> [Data supplied]
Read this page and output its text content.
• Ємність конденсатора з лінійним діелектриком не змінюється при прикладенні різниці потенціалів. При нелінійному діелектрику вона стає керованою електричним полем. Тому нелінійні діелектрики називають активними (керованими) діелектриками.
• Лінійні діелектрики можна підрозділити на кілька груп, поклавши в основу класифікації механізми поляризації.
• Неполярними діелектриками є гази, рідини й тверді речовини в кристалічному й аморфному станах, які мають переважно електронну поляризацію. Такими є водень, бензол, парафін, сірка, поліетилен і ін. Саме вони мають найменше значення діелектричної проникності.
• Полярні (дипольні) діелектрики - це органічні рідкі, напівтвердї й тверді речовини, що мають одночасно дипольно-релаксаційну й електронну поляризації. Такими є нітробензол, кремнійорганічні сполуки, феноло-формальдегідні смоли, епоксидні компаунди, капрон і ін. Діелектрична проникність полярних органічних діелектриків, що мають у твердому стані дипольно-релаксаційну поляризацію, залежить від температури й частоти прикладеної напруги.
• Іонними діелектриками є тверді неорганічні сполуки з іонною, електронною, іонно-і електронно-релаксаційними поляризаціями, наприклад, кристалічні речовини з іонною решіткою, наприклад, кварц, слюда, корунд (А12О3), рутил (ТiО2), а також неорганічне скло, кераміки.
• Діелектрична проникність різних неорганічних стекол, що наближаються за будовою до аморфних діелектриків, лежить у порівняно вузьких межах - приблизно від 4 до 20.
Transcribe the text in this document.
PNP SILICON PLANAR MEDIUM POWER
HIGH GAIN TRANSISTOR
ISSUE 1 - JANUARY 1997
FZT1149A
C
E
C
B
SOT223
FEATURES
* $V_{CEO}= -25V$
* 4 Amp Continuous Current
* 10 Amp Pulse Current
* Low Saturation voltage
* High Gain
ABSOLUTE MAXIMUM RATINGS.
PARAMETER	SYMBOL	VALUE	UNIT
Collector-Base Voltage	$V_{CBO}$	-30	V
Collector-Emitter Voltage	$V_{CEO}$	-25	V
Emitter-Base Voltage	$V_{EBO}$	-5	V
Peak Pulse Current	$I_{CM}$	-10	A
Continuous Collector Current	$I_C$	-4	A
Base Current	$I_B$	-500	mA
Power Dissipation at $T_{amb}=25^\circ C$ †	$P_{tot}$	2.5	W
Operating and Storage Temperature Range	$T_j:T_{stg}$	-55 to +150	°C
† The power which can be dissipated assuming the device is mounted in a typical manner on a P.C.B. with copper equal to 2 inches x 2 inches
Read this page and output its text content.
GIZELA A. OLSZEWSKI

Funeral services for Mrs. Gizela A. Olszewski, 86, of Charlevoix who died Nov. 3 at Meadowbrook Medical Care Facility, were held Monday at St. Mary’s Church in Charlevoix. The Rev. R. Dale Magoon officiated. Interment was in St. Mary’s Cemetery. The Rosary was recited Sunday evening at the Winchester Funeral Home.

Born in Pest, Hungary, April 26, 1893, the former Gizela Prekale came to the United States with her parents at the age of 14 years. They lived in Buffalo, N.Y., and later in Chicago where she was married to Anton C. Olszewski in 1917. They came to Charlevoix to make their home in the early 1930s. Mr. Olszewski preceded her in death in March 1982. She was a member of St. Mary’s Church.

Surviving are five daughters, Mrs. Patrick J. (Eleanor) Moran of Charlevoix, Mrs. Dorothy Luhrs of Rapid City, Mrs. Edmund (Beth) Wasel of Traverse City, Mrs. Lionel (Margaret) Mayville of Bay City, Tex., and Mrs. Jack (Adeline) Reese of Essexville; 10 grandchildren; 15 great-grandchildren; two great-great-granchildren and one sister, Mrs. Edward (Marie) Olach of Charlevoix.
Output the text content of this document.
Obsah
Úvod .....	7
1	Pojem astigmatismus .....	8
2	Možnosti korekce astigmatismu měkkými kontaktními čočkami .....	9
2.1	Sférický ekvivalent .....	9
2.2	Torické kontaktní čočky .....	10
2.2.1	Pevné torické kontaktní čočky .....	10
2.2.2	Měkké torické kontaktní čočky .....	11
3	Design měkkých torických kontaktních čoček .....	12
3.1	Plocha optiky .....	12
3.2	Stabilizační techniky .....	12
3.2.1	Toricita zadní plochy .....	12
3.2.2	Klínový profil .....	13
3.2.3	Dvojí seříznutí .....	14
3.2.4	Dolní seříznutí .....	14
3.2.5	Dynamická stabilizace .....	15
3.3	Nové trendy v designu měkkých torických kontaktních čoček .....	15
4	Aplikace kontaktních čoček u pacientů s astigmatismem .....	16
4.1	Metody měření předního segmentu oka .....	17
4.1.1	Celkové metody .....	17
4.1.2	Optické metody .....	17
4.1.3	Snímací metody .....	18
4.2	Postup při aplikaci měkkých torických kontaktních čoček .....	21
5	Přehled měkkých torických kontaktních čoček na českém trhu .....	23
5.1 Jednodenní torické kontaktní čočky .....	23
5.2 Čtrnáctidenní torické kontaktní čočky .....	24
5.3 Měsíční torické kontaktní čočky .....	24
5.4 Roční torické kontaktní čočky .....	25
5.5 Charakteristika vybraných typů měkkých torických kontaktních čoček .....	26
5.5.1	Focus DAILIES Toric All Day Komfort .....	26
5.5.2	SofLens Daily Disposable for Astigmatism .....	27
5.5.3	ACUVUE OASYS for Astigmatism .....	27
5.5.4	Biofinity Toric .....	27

> [The exercise]
Reproduce the entries above in full, verbatim.

> [Exercise result]
Read this page and output its text content.
• Ємність конденсатора з лінійним діелектриком не змінюється при прикладенні різниці потенціалів. При нелінійному діелектрику вона стає керованою електричним полем. Тому нелінійні діелектрики називають активними (керованими) діелектриками.
• Лінійні діелектрики можна підрозділити на кілька груп, поклавши в основу класифікації механізми поляризації.
• Неполярними діелектриками є гази, рідини й тверді речовини в кристалічному й аморфному станах, які мають переважно електронну поляризацію. Такими є водень, бензол, парафін, сірка, поліетилен і ін. Саме вони мають найменше значення діелектричної проникності.
• Полярні (дипольні) діелектрики - це органічні рідкі, напівтвердї й тверді речовини, що мають одночасно дипольно-релаксаційну й електронну поляризації. Такими є нітробензол, кремнійорганічні сполуки, феноло-формальдегідні смоли, епоксидні компаунди, капрон і ін. Діелектрична проникність полярних органічних діелектриків, що мають у твердому стані дипольно-релаксаційну поляризацію, залежить від температури й частоти прикладеної напруги.
• Іонними діелектриками є тверді неорганічні сполуки з іонною, електронною, іонно-і електронно-релаксаційними поляризаціями, наприклад, кристалічні речовини з іонною решіткою, наприклад, кварц, слюда, корунд (А12О3), рутил (ТiО2), а також неорганічне скло, кераміки.
• Діелектрична проникність різних неорганічних стекол, що наближаються за будовою до аморфних діелектриків, лежить у порівняно вузьких межах - приблизно від 4 до 20.
Transcribe the text in this document.
PNP SILICON PLANAR MEDIUM POWER
HIGH GAIN TRANSISTOR
ISSUE 1 - JANUARY 1997
FZT1149A
C
E
C
B
SOT223
FEATURES
* $V_{CEO}= -25V$
* 4 Amp Continuous Current
* 10 Amp Pulse Current
* Low Saturation voltage
* High Gain
ABSOLUTE MAXIMUM RATINGS.
PARAMETER	SYMBOL	VALUE	UNIT
Collector-Base Voltage	$V_{CBO}$	-30	V
Collector-Emitter Voltage	$V_{CEO}$	-25	V
Emitter-Base Voltage	$V_{EBO}$	-5	V
Peak Pulse Current	$I_{CM}$	-10	A
Continuous Collector Current	$I_C$	-4	A
Base Current	$I_B$	-500	mA
Power Dissipation at $T_{amb}=25^\circ C$ †	$P_{tot}$	2.5	W
Operating and Storage Temperature Range	$T_j:T_{stg}$	-55 to +150	°C
† The power which can be dissipated assuming the device is mounted in a typical manner on a P.C.B. with copper equal to 2 inches x 2 inches
Read this page and output its text content.
GIZELA A. OLSZEWSKI

Funeral services for Mrs. Gizela A. Olszewski, 86, of Charlevoix who died Nov. 3 at Meadowbrook Medical Care Facility, were held Monday at St. Mary’s Church in Charlevoix. The Rev. R. Dale Magoon officiated. Interment was in St. Mary’s Cemetery. The Rosary was recited Sunday evening at the Winchester Funeral Home.

Born in Pest, Hungary, April 26, 1893, the former Gizela Prekale came to the United States with her parents at the age of 14 years. They lived in Buffalo, N.Y., and later in Chicago where she was married to Anton C. Olszewski in 1917. They came to Charlevoix to make their home in the early 1930s. Mr. Olszewski preceded her in death in March 1982. She was a member of St. Mary’s Church.

Surviving are five daughters, Mrs. Patrick J. (Eleanor) Moran of Charlevoix, Mrs. Dorothy Luhrs of Rapid City, Mrs. Edmund (Beth) Wasel of Traverse City, Mrs. Lionel (Margaret) Mayville of Bay City, Tex., and Mrs. Jack (Adeline) Reese of Essexville; 10 grandchildren; 15 great-grandchildren; two great-great-granchildren and one sister, Mrs. Edward (Marie) Olach of Charlevoix.
Output the text content of this document.
Obsah
Úvod .....	7
1	Pojem astigmatismus .....	8
2	Možnosti korekce astigmatismu měkkými kontaktními čočkami .....	9
2.1	Sférický ekvivalent .....	9
2.2	Torické kontaktní čočky .....	10
2.2.1	Pevné torické kontaktní čočky .....	10
2.2.2	Měkké torické kontaktní čočky .....	11
3	Design měkkých torických kontaktních čoček .....	12
3.1	Plocha optiky .....	12
3.2	Stabilizační techniky .....	12
3.2.1	Toricita zadní plochy .....	12
3.2.2	Klínový profil .....	13
3.2.3	Dvojí seříznutí .....	14
3.2.4	Dolní seříznutí .....	14
3.2.5	Dynamická stabilizace .....	15
3.3	Nové trendy v designu měkkých torických kontaktních čoček .....	15
4	Aplikace kontaktních čoček u pacientů s astigmatismem .....	16
4.1	Metody měření předního segmentu oka .....	17
4.1.1	Celkové metody .....	17
4.1.2	Optické metody .....	17
4.1.3	Snímací metody .....	18
4.2	Postup při aplikaci měkkých torických kontaktních čoček .....	21
5	Přehled měkkých torických kontaktních čoček na českém trhu .....	23
5.1 Jednodenní torické kontaktní čočky .....	23
5.2 Čtrnáctidenní torické kontaktní čočky .....	24
5.3 Měsíční torické kontaktní čočky .....	24
5.4 Roční torické kontaktní čočky .....	25
5.5 Charakteristika vybraných typů měkkých torických kontaktních čoček .....	26
5.5.1	Focus DAILIES Toric All Day Komfort .....	26
5.5.2	SofLens Daily Disposable for Astigmatism .....	27
5.5.3	ACUVUE OASYS for Astigmatism .....	27
5.5.4	Biofinity Toric .....	27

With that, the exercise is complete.